◆ **What to produce**
Copy each line in the data that includes the word "background".

◆ **Material supplied**
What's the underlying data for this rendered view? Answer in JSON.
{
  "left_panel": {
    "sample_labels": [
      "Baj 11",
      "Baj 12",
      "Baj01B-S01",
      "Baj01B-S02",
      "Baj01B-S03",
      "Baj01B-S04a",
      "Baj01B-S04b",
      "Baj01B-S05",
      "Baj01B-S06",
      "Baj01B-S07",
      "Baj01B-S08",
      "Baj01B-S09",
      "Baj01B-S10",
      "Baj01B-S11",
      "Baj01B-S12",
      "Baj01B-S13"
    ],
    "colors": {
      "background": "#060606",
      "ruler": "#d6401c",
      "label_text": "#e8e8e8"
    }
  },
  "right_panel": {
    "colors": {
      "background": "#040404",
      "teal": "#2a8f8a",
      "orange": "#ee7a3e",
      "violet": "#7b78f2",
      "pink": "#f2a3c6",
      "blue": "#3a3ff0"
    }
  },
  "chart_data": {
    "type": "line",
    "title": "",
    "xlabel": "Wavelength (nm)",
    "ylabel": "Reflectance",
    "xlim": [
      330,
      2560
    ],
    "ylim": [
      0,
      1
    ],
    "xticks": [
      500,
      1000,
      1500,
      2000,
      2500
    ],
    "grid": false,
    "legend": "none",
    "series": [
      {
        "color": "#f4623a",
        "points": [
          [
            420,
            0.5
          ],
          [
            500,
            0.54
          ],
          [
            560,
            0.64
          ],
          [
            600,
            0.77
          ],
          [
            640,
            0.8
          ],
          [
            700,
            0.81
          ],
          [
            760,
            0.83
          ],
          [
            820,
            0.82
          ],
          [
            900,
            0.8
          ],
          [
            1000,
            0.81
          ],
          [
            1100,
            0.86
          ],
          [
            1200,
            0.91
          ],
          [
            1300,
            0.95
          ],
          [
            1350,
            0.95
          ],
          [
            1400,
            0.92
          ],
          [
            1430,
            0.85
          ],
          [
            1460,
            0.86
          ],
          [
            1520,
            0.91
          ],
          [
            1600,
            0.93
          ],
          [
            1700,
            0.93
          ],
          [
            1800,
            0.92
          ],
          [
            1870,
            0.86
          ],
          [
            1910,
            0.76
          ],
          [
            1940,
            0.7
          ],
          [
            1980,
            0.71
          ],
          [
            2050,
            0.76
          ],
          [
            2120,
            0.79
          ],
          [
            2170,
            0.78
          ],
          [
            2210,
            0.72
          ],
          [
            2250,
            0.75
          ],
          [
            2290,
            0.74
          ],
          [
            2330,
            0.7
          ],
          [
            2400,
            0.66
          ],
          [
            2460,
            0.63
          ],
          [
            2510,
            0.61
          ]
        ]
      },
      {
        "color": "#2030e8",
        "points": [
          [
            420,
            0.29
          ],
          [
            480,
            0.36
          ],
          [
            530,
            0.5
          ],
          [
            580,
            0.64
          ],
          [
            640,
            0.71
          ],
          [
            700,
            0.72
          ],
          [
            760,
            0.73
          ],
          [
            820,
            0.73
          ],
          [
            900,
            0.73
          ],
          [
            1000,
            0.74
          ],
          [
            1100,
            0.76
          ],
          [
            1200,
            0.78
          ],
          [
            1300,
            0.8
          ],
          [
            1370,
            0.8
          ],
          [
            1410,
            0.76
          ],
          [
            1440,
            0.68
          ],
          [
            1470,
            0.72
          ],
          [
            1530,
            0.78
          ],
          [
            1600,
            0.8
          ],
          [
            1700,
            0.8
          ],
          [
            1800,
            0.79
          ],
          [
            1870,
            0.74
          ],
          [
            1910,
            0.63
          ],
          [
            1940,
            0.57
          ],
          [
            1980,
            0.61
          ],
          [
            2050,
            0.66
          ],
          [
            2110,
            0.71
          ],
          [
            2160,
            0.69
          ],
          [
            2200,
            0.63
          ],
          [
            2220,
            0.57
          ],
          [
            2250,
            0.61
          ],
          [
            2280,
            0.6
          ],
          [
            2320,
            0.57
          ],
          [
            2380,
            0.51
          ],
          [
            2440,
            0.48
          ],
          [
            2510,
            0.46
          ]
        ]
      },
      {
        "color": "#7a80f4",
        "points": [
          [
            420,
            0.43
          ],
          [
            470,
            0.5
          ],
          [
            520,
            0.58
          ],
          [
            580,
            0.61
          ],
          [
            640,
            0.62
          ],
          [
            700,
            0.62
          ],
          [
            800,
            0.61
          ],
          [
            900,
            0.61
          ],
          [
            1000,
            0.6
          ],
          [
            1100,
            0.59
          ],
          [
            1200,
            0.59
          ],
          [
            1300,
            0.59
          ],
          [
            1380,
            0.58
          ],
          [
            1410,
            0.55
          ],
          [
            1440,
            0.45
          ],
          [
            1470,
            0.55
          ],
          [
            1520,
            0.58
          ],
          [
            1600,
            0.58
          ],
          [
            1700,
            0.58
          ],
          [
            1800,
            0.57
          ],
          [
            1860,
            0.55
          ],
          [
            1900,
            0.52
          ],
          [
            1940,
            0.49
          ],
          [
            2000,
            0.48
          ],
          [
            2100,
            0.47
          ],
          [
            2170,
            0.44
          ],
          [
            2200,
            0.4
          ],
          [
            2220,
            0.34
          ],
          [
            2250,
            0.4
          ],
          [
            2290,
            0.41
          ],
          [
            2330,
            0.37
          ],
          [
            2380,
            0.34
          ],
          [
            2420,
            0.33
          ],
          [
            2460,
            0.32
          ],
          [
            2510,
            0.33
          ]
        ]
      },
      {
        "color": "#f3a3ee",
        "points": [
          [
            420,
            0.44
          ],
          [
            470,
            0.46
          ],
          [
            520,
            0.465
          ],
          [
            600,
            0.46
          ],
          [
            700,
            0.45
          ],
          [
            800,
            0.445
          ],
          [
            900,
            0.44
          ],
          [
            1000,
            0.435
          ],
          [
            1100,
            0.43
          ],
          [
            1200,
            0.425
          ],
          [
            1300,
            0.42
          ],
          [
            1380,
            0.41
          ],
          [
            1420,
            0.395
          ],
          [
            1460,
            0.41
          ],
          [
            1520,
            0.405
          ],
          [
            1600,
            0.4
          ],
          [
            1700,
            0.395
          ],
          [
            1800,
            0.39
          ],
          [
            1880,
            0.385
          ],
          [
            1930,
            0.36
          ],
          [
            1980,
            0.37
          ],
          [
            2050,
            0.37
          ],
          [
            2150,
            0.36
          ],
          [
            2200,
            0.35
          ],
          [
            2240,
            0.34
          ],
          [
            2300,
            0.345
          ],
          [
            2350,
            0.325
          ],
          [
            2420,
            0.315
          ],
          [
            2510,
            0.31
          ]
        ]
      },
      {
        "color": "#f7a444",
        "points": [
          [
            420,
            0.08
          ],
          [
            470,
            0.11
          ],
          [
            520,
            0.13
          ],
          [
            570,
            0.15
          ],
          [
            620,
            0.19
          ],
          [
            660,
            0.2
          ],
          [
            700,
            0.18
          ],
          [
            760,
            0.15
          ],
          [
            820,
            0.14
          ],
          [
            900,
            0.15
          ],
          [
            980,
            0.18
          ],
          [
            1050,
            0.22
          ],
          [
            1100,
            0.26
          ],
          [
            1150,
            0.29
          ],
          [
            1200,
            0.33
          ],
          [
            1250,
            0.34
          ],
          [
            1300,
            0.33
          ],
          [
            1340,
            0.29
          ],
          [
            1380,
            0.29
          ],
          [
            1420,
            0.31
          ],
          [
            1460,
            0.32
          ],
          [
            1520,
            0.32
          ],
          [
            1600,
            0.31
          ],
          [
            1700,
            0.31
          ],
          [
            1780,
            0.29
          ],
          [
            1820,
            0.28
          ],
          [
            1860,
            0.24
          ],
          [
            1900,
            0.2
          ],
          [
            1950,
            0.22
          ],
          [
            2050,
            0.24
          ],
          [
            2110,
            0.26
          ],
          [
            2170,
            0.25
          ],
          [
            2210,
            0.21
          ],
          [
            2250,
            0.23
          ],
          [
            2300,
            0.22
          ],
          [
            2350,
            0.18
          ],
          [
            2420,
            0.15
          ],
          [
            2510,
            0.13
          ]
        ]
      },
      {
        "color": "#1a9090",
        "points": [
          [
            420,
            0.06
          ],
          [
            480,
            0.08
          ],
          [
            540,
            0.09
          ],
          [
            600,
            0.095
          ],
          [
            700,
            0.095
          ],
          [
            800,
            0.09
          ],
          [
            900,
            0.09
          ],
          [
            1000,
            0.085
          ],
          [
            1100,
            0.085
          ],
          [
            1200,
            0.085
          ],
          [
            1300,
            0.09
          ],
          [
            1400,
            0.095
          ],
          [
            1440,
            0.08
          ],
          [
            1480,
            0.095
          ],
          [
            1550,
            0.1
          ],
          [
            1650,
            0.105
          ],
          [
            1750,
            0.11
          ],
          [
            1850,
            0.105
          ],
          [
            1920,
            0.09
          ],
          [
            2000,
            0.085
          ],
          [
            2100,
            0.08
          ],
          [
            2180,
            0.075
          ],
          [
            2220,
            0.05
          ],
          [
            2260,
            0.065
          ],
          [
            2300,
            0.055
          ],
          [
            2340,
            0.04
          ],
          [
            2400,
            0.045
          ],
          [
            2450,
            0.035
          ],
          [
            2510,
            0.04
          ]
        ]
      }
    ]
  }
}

◆ **Result for this exercise**
      "background": "#060606",
      "background": "#040404",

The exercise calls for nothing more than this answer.